Zitierter Text:
= = = = =
3. Mit Bescheid vom 22.2.2007 wies das Bundesasylamt den Antrag auf internationalen Schutz gemäß § 3 Abs. 1 AsylG ab und erkannte dem Beschwerdeführer den Status des Asylberechtigten sowie gemäß § 8 Abs. 1 Z 1 AsylG den Status des subsidiär Schutzberechtigten nicht zu. Ferner wurde der Beschwerdeführer aus dem österreichischen Bundesgebiet in die Russische Föderation ausgewiesen.

 

In seiner Begründung stellte das Bundesasylamt die Identität und Nationalität des Beschwerdeführers fest und traf umfangreiche Feststellungen zur Lage in Tschetschenien sowie über Möglichkeiten einer Niederlassung außerhalb Tschetscheniens in der Russischen Föderation. Das Bundesasylamt stellte fest, dass der Beschwerdeführer Tschetschenien wegen des Bürgerkrieges bzw. wegen der "mit diesem Bürgerkrieg im direkten Zusammenhang stehenden Folgen", verlassen habe. Nicht festgestellt werden könne, dass der Beschwerdeführer sein Heimatland aus wohlbegründeter Furcht verlassen habe. Die behaupteten Fluchtgründe seien nicht glaubhaft. Die Angaben des Beschwerdeführers seien vage und allgemein gehalten gewesen; auch das Erlangen eines Inlandspasses kurz vor der Ausreise sei Hinweis für das Fehlen einer Verfolgungsabsicht sowie einer Verfolgungsfurcht. Die Aussagen stünden im Widerspruch mit den Angaben der Ehefrau, die hinsichtlich der Stürmung der Wohnung im Jahr 2006 nur von 6 bis 7 gänzlich maskierten Personen, die kurz nach Mitternacht gekommen seien, gesprochen habe. Nicht plausibel sei ferner die Darlegung des Beschwerdeführers, weshalb er wegen des Ereignisses im Jahr 2001 erst im August 2006 geflüchtet sei. Rechtlich folgerte das Bundesasylamt daraus, dass dem Beschwerdeführer keine Verfolgung iSd Genfer Flüchtlingskonvention drohe; mangels einer landesweiten allgemeinen, extremen Gefährdungslage in der Russischen Föderation komme auch die Gewährung subsidiären Schutzes nicht in Betracht. Abschließend begründete das Bundesasylamt seine Ausweisungsentscheidung.
= = = = =
Aufgabe A: Wovon sprach die Ehefrau laut dem Text zum Asylbescheid hinsichtlich der Stürmung der Wohnung im Jahr 2006?
Aufgabe B: Setze den Text zum Asylbescheid im gleichen Stil nach seinem letzten Satz fort.
Die Zeilen haben damit nichts zu tun.

Gegebene Zeilen:
= = = = =
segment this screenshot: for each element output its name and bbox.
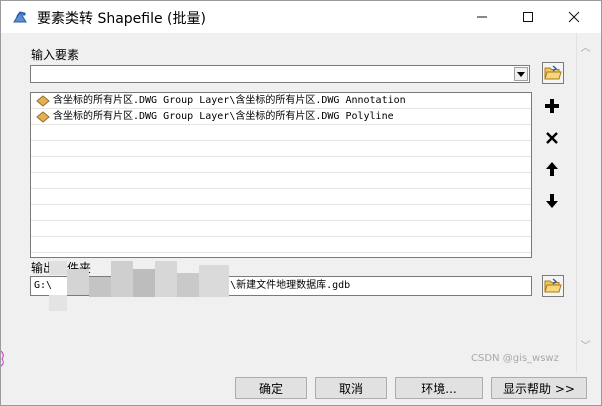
environments-button[interactable]: 环境...	[395, 377, 483, 399]
browse-input-button[interactable]	[542, 62, 564, 84]
minimize-icon	[477, 16, 487, 18]
maximize-icon	[523, 12, 533, 22]
list-empty-row	[31, 125, 531, 141]
list-item[interactable]: 含坐标的所有片区.DWG Group Layer\含坐标的所有片区.DWG Po…	[31, 109, 531, 125]
browse-output-button[interactable]	[542, 275, 564, 297]
title-bar[interactable]: 要素类转 Shapefile (批量)	[1, 1, 601, 33]
show-help-button[interactable]: 显示帮助 >>	[491, 377, 587, 399]
list-item[interactable]: 含坐标的所有片区.DWG Group Layer\含坐标的所有片区.DWG An…	[31, 93, 531, 109]
maximize-button[interactable]	[505, 1, 551, 33]
list-empty-row	[31, 237, 531, 253]
output-folder-prefix: G:\	[34, 280, 53, 291]
chevron-down-icon[interactable]	[514, 67, 528, 81]
list-item-text: 含坐标的所有片区.DWG Group Layer\含坐标的所有片区.DWG Po…	[53, 110, 394, 122]
list-item-text: 含坐标的所有片区.DWG Group Layer\含坐标的所有片区.DWG An…	[53, 94, 406, 106]
ok-button[interactable]: 确定	[235, 377, 307, 399]
window-title: 要素类转 Shapefile (批量)	[37, 11, 206, 27]
remove-button[interactable]	[541, 127, 563, 149]
add-button[interactable]	[541, 95, 563, 117]
output-folder-suffix: \新建文件地理数据库.gdb	[230, 280, 351, 291]
list-empty-row	[31, 173, 531, 189]
background-artifact	[1, 350, 4, 367]
dialog-button-bar: 确定 取消 环境... 显示帮助 >>	[1, 373, 601, 405]
move-down-button[interactable]	[541, 190, 563, 212]
list-empty-row	[31, 189, 531, 205]
add-icon	[545, 99, 559, 113]
feature-class-icon	[36, 94, 50, 107]
folder-open-icon	[544, 278, 562, 293]
move-down-icon	[546, 194, 558, 208]
input-features-list[interactable]: 含坐标的所有片区.DWG Group Layer\含坐标的所有片区.DWG An…	[30, 92, 532, 258]
input-features-label: 输入要素	[31, 48, 80, 62]
remove-icon	[546, 132, 558, 144]
cancel-button[interactable]: 取消	[315, 377, 387, 399]
tool-dialog-window: 要素类转 Shapefile (批量) 输入要素 含坐标的所有片区.DWG Gr…	[0, 0, 602, 406]
list-empty-row	[31, 141, 531, 157]
list-empty-row	[31, 221, 531, 237]
close-icon	[568, 11, 580, 23]
vertical-scrollbar[interactable]: ︿ ﹀	[576, 33, 593, 373]
scroll-down-icon[interactable]: ﹀	[577, 337, 594, 352]
list-empty-row	[31, 157, 531, 173]
dialog-content: 输入要素 含坐标的所有片区.DWG Group Layer\含坐标的所有片区.D…	[1, 33, 601, 405]
move-up-button[interactable]	[541, 158, 563, 180]
watermark-text: CSDN @gis_wswz	[471, 353, 559, 364]
toolbox-tool-icon	[13, 11, 27, 23]
folder-open-icon	[544, 65, 562, 80]
feature-class-icon	[36, 110, 50, 123]
minimize-button[interactable]	[459, 1, 505, 33]
close-button[interactable]	[551, 1, 597, 33]
scroll-up-icon[interactable]: ︿	[577, 39, 594, 54]
list-empty-row	[31, 205, 531, 221]
move-up-icon	[546, 162, 558, 176]
input-features-combo[interactable]	[30, 65, 530, 83]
= = = = =
Lösung A: Nur von 6 bis 7 gänzlich maskierten Personen, die kurz nach Mitternacht gekommen seien.

Lösung B:
 

4. Dagegen erhob der Beschwerdeführer mit Schriftsatz vom 8.3.2007 Berufung. Die Annahme der belangen Behörde hinsichtlich seiner Angaben zum Vorfall im Jahr 2001 seien aktenwidrig, da er - wie in seiner Einvernahme ausdrücklich angegeben - selbst gar nicht anwesend gewesen und somit auf die Schilderungen seiner Ehefrau angewiesen sei. Sie habe ihm erzählt, es sei "mitten in der Nacht" und nicht um Mitternacht gewesen; auch das Haus sei voll mit diesen Leuten gewesen, weshalb der Beschwerdeführer bei seiner Aussage die Zahl geschätzt habe. Was den Zeitraum zwischen 2001 und 2006 anbelangt, wiederholt der Beschwerdeführer seine Behauptung, seit Beginn des zweiten Krieges versteckt gelebt zu haben, nämlich insbesondere nach der Stürmung seiner Wohnung erst recht untergetaucht zu sein und sich bei Freunden an verschiedenen Orten in Tschetschenien versteckt zu haben. Zum Beweis seiner Inhaftierung im Jahr 1995 legte der Beschwerdeführer eine Bestätigung der "Gesellschaft der Insassen von Konzentrationslagern (Filtrationslagern) der Tschetschenischen Republik" vor, dessen Obmann als Zeuge beantragt wird.

 

Mit Bescheid vom 22.3.2007 gab der unabhängige Bundesasylsenat der Berufung des Beschwerdeführers statt, behob den bekämpften Bescheid und verwies die Angelegenheit gemäß § 66 Abs. 2 AVG zur neuerlichen Verhandlung und Erlassung eines neuen Bescheides an das Bundesasylamt zurück. In seiner Begründung verwies der Bundesasylsenat auf Ermittlungsergebnisse aus "einer Vielzahl gleichartiger Verfahren", die trotz Kenntnis des Bundesasylamtes im angefochtenen Bescheid nicht berücksichtigt worden seien.

 

5. In Folge einer Amtsbeschwerde des Bundesministers für Inneres hob der Verwaltungsgerichtshof mit Erkenntnis vom 26.6.2008 den Bescheid des unabhängigen Bundesasylsenates mit der Begründung auf, dass die gutachterlichen Äußerungen des Sachverständigen, auf die sich der unabhängige Bundesasylsenat in seinem Bescheid mit dem Hinweis auf bestimmte "Ermittlungsergebnisse" bezog, nach der verwaltungsgerichtlichen Judikatur nicht nachvollziehbar und widersprüchlich seien.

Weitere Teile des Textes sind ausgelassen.